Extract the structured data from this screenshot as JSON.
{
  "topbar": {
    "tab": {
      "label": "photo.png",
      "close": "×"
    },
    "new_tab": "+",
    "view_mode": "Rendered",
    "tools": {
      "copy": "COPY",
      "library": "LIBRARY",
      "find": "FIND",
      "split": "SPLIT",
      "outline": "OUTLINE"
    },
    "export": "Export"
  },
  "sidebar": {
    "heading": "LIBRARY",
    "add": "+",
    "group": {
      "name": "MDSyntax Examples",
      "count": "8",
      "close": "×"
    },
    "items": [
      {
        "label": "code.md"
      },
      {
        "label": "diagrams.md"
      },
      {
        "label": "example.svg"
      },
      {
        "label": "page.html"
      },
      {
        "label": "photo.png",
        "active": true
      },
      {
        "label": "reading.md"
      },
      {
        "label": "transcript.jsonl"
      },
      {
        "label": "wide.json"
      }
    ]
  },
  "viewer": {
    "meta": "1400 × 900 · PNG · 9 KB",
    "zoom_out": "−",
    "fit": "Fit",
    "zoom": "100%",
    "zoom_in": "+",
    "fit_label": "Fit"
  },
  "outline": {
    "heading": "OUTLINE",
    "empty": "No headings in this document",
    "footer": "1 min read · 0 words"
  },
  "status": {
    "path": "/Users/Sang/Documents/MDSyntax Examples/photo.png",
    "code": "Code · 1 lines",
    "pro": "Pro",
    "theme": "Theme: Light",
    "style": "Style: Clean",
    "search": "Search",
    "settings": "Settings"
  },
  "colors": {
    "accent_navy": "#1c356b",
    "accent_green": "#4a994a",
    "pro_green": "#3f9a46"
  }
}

_WORK REQUIRED_
Find the number of lines in which the word "this" occurs, and write nothing but that number.

_FULL RESPONSE_
2